Write the data out again exactly, with no pictures.

---*---

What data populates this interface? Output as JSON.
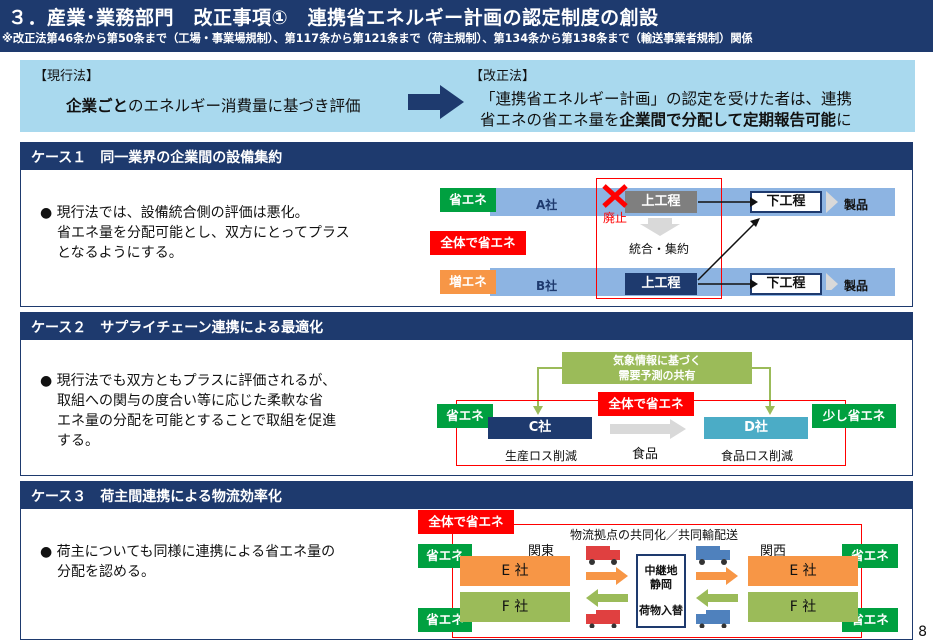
{
  "header": {
    "title": "３．産業･業務部門　改正事項①　連携省エネルギー計画の認定制度の創設",
    "subtitle": "※改正法第46条から第50条まで（工場・事業場規制）、第117条から第121条まで（荷主規制）、第134条から第138条まで（輸送事業者規制）関係"
  },
  "comparison": {
    "current_label": "【現行法】",
    "current_bold": "企業ごと",
    "current_text": "のエネルギー消費量に基づき評価",
    "revised_label": "【改正法】",
    "revised_line1": "「連携省エネルギー計画」の認定を受けた者は、連携",
    "revised_line2_a": "省エネの省エネ量を",
    "revised_line2_bold": "企業間で分配して定期報告可能",
    "revised_line2_b": "に"
  },
  "case1": {
    "title": "ケース１　同一業界の企業間の設備集約",
    "bullet_line1": "現行法では、設備統合側の評価は悪化。",
    "bullet_line2": "省エネ量を分配可能とし、双方にとってプラス",
    "bullet_line3": "となるようにする。",
    "tag_saving": "省エネ",
    "tag_total": "全体で省エネ",
    "tag_increase": "増エネ",
    "company_a": "A社",
    "company_b": "B社",
    "upstream": "上工程",
    "downstream": "下工程",
    "product": "製品",
    "abolished": "廃止",
    "integration": "統合・集約"
  },
  "case2": {
    "title": "ケース２　サプライチェーン連携による最適化",
    "bullet_line1": "現行法でも双方ともプラスに評価されるが、",
    "bullet_line2": "取組への関与の度合い等に応じた柔軟な省",
    "bullet_line3": "エネ量の分配を可能とすることで取組を促進",
    "bullet_line4": "する。",
    "weather_line1": "気象情報に基づく",
    "weather_line2": "需要予測の共有",
    "tag_saving": "省エネ",
    "tag_total": "全体で省エネ",
    "tag_small": "少し省エネ",
    "company_c": "C社",
    "company_d": "D社",
    "food": "食品",
    "c_caption": "生産ロス削減",
    "d_caption": "食品ロス削減"
  },
  "case3": {
    "title": "ケース３　荷主間連携による物流効率化",
    "bullet_line1": "荷主についても同様に連携による省エネ量の",
    "bullet_line2": "分配を認める。",
    "tag_total": "全体で省エネ",
    "shared": "物流拠点の共同化／共同輸配送",
    "kanto": "関東",
    "kansai": "関西",
    "tag_saving": "省エネ",
    "company_e": "E 社",
    "company_f": "F 社",
    "hub_line1": "中継地",
    "hub_line2": "静岡",
    "hub_line3": "荷物入替"
  },
  "page_number": "8"
}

---*---

• **REPLY**:
What data populates this interface? Output as JSON.
{
  "header": {
    "title": "３．産業･業務部門　改正事項①　連携省エネルギー計画の認定制度の創設",
    "subtitle": "※改正法第46条から第50条まで（工場・事業場規制）、第117条から第121条まで（荷主規制）、第134条から第138条まで（輸送事業者規制）関係"
  },
  "comparison": {
    "current_label": "【現行法】",
    "current_bold": "企業ごと",
    "current_text": "のエネルギー消費量に基づき評価",
    "revised_label": "【改正法】",
    "revised_line1": "「連携省エネルギー計画」の認定を受けた者は、連携",
    "revised_line2_a": "省エネの省エネ量を",
    "revised_line2_bold": "企業間で分配して定期報告可能",
    "revised_line2_b": "に"
  },
  "case1": {
    "title": "ケース１　同一業界の企業間の設備集約",
    "bullet_line1": "現行法では、設備統合側の評価は悪化。",
    "bullet_line2": "省エネ量を分配可能とし、双方にとってプラス",
    "bullet_line3": "となるようにする。",
    "tag_saving": "省エネ",
    "tag_total": "全体で省エネ",
    "tag_increase": "増エネ",
    "company_a": "A社",
    "company_b": "B社",
    "upstream": "上工程",
    "downstream": "下工程",
    "product": "製品",
    "abolished": "廃止",
    "integration": "統合・集約"
  },
  "case2": {
    "title": "ケース２　サプライチェーン連携による最適化",
    "bullet_line1": "現行法でも双方ともプラスに評価されるが、",
    "bullet_line2": "取組への関与の度合い等に応じた柔軟な省",
    "bullet_line3": "エネ量の分配を可能とすることで取組を促進",
    "bullet_line4": "する。",
    "weather_line1": "気象情報に基づく",
    "weather_line2": "需要予測の共有",
    "tag_saving": "省エネ",
    "tag_total": "全体で省エネ",
    "tag_small": "少し省エネ",
    "company_c": "C社",
    "company_d": "D社",
    "food": "食品",
    "c_caption": "生産ロス削減",
    "d_caption": "食品ロス削減"
  },
  "case3": {
    "title": "ケース３　荷主間連携による物流効率化",
    "bullet_line1": "荷主についても同様に連携による省エネ量の",
    "bullet_line2": "分配を認める。",
    "tag_total": "全体で省エネ",
    "shared": "物流拠点の共同化／共同輸配送",
    "kanto": "関東",
    "kansai": "関西",
    "tag_saving": "省エネ",
    "company_e": "E 社",
    "company_f": "F 社",
    "hub_line1": "中継地",
    "hub_line2": "静岡",
    "hub_line3": "荷物入替"
  },
  "page_number": "8"
}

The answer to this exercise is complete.